Instructions to follow: Out of all the lines below, count those with the word "Above". Give the number only.

Extracted data entries:
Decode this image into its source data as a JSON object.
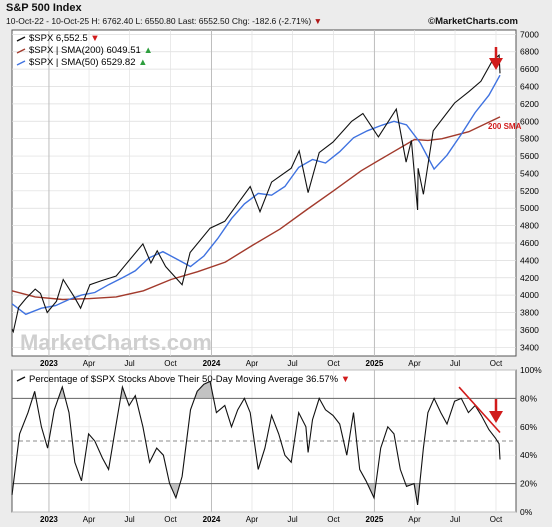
{
  "header": {
    "title": "S&P 500 Index",
    "info": "10-Oct-22 - 10-Oct-25 H: 6762.40 L: 6550.80 Last: 6552.50 Chg: -182.6 (-2.71%)",
    "down_marker": "▼",
    "brand": "©MarketCharts.com"
  },
  "watermark": "MarketCharts.com",
  "colors": {
    "price": "#111111",
    "sma200": "#a23a2c",
    "sma50": "#3f72e0",
    "down_red": "#d11b1b",
    "up_green": "#2e9e3e",
    "breadth_fill": "#a8a8a8"
  },
  "chart_data": [
    {
      "type": "line",
      "legend": [
        {
          "text": "$SPX 6,552.5",
          "marker": "▼",
          "marker_color": "#d11b1b"
        },
        {
          "text": "$SPX | SMA(200) 6049.51",
          "marker": "▲",
          "marker_color": "#2e9e3e"
        },
        {
          "text": "$SPX | SMA(50) 6529.82",
          "marker": "▲",
          "marker_color": "#2e9e3e"
        }
      ],
      "annotation": "200 SMA",
      "x_ticks": [
        "2023",
        "Apr",
        "Jul",
        "Oct",
        "2024",
        "Apr",
        "Jul",
        "Oct",
        "2025",
        "Apr",
        "Jul",
        "Oct"
      ],
      "y_ticks": [
        3400,
        3600,
        3800,
        4000,
        4200,
        4400,
        4600,
        4800,
        5000,
        5200,
        5400,
        5600,
        5800,
        6000,
        6200,
        6400,
        6600,
        6800,
        7000
      ],
      "ylim": [
        3300,
        7050
      ],
      "grid": true,
      "legend_position": "top-left",
      "series": [
        {
          "name": "$SPX",
          "x": [
            "2022-10-10",
            "2022-10-13",
            "2022-10-25",
            "2022-11-10",
            "2022-12-01",
            "2022-12-13",
            "2022-12-28",
            "2023-01-18",
            "2023-02-02",
            "2023-02-28",
            "2023-03-13",
            "2023-04-03",
            "2023-05-01",
            "2023-06-01",
            "2023-07-31",
            "2023-08-18",
            "2023-09-01",
            "2023-09-20",
            "2023-10-27",
            "2023-11-14",
            "2023-12-29",
            "2024-01-31",
            "2024-03-28",
            "2024-04-19",
            "2024-05-15",
            "2024-06-28",
            "2024-07-16",
            "2024-08-05",
            "2024-08-30",
            "2024-09-30",
            "2024-11-11",
            "2024-12-06",
            "2025-01-10",
            "2025-02-19",
            "2025-03-13",
            "2025-03-25",
            "2025-04-08",
            "2025-04-09",
            "2025-04-21",
            "2025-05-13",
            "2025-06-30",
            "2025-08-01",
            "2025-08-28",
            "2025-09-22",
            "2025-10-08",
            "2025-10-10"
          ],
          "y": [
            3612,
            3580,
            3860,
            3960,
            4070,
            4020,
            3800,
            3930,
            4180,
            3970,
            3850,
            4120,
            4170,
            4220,
            4590,
            4370,
            4510,
            4330,
            4120,
            4490,
            4770,
            4850,
            5250,
            4960,
            5300,
            5460,
            5660,
            5180,
            5640,
            5760,
            6000,
            6090,
            5820,
            6140,
            5530,
            5780,
            4980,
            5460,
            5160,
            5890,
            6210,
            6340,
            6460,
            6690,
            6760,
            6552
          ]
        },
        {
          "name": "SMA(200)",
          "x": [
            "2022-10-10",
            "2022-12-01",
            "2023-02-01",
            "2023-04-03",
            "2023-06-01",
            "2023-08-01",
            "2023-10-02",
            "2023-12-01",
            "2024-02-01",
            "2024-04-01",
            "2024-06-03",
            "2024-08-01",
            "2024-10-01",
            "2024-12-02",
            "2025-02-03",
            "2025-04-01",
            "2025-05-01",
            "2025-06-02",
            "2025-08-01",
            "2025-10-10"
          ],
          "y": [
            4050,
            3980,
            3950,
            3960,
            3980,
            4050,
            4180,
            4270,
            4380,
            4570,
            4760,
            4980,
            5200,
            5430,
            5620,
            5790,
            5780,
            5800,
            5880,
            6050
          ]
        },
        {
          "name": "SMA(50)",
          "x": [
            "2022-10-10",
            "2022-11-10",
            "2022-12-15",
            "2023-01-16",
            "2023-02-15",
            "2023-03-15",
            "2023-04-14",
            "2023-05-15",
            "2023-06-15",
            "2023-07-14",
            "2023-08-14",
            "2023-09-14",
            "2023-10-13",
            "2023-11-15",
            "2023-12-15",
            "2024-01-15",
            "2024-02-15",
            "2024-03-15",
            "2024-04-15",
            "2024-05-15",
            "2024-06-14",
            "2024-07-15",
            "2024-08-15",
            "2024-09-13",
            "2024-10-15",
            "2024-11-15",
            "2024-12-16",
            "2025-01-15",
            "2025-02-14",
            "2025-03-14",
            "2025-04-14",
            "2025-05-15",
            "2025-06-13",
            "2025-07-15",
            "2025-08-15",
            "2025-09-15",
            "2025-10-10"
          ],
          "y": [
            3900,
            3780,
            3850,
            3880,
            3950,
            4000,
            4030,
            4120,
            4200,
            4280,
            4430,
            4500,
            4420,
            4330,
            4450,
            4650,
            4880,
            5050,
            5170,
            5150,
            5250,
            5470,
            5560,
            5520,
            5650,
            5810,
            5890,
            5950,
            6000,
            5960,
            5750,
            5450,
            5610,
            5850,
            6100,
            6300,
            6530
          ]
        }
      ]
    },
    {
      "type": "line",
      "title": "Percentage of $SPX Stocks Above Their 50-Day Moving Average 36.57%",
      "title_marker": "▼",
      "x_ticks": [
        "2023",
        "Apr",
        "Jul",
        "Oct",
        "2024",
        "Apr",
        "Jul",
        "Oct",
        "2025",
        "Apr",
        "Jul",
        "Oct"
      ],
      "y_ticks": [
        "0%",
        "20%",
        "40%",
        "60%",
        "80%",
        "100%"
      ],
      "ylim": [
        0,
        100
      ],
      "reference_lines": [
        20,
        50,
        80
      ],
      "grid": true,
      "series": [
        {
          "name": "% Above 50-Day MA",
          "x": [
            "2022-10-10",
            "2022-10-27",
            "2022-11-15",
            "2022-11-30",
            "2022-12-15",
            "2022-12-29",
            "2023-01-13",
            "2023-01-31",
            "2023-02-15",
            "2023-02-28",
            "2023-03-15",
            "2023-03-31",
            "2023-04-14",
            "2023-05-01",
            "2023-05-15",
            "2023-05-31",
            "2023-06-15",
            "2023-06-30",
            "2023-07-14",
            "2023-07-31",
            "2023-08-15",
            "2023-08-31",
            "2023-09-15",
            "2023-09-29",
            "2023-10-13",
            "2023-10-27",
            "2023-11-15",
            "2023-11-30",
            "2023-12-15",
            "2023-12-29",
            "2024-01-12",
            "2024-01-31",
            "2024-02-15",
            "2024-02-29",
            "2024-03-15",
            "2024-03-28",
            "2024-04-15",
            "2024-04-30",
            "2024-05-15",
            "2024-05-31",
            "2024-06-14",
            "2024-06-28",
            "2024-07-15",
            "2024-07-31",
            "2024-08-05",
            "2024-08-15",
            "2024-08-30",
            "2024-09-13",
            "2024-09-30",
            "2024-10-15",
            "2024-10-31",
            "2024-11-15",
            "2024-11-29",
            "2024-12-13",
            "2024-12-31",
            "2025-01-15",
            "2025-01-31",
            "2025-02-14",
            "2025-02-28",
            "2025-03-14",
            "2025-03-31",
            "2025-04-08",
            "2025-04-21",
            "2025-05-01",
            "2025-05-15",
            "2025-05-30",
            "2025-06-13",
            "2025-06-30",
            "2025-07-15",
            "2025-07-31",
            "2025-08-15",
            "2025-08-29",
            "2025-09-15",
            "2025-09-30",
            "2025-10-08",
            "2025-10-10"
          ],
          "y": [
            12,
            55,
            70,
            85,
            60,
            45,
            72,
            88,
            70,
            35,
            22,
            55,
            50,
            38,
            30,
            60,
            88,
            75,
            82,
            60,
            35,
            45,
            40,
            20,
            10,
            25,
            72,
            85,
            90,
            92,
            70,
            75,
            60,
            72,
            80,
            70,
            30,
            45,
            68,
            55,
            40,
            35,
            70,
            60,
            42,
            65,
            80,
            72,
            68,
            62,
            40,
            70,
            30,
            22,
            10,
            45,
            60,
            55,
            30,
            18,
            20,
            5,
            45,
            70,
            80,
            70,
            62,
            78,
            80,
            70,
            75,
            68,
            58,
            52,
            48,
            37
          ]
        }
      ]
    }
  ]
}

Complete output: 2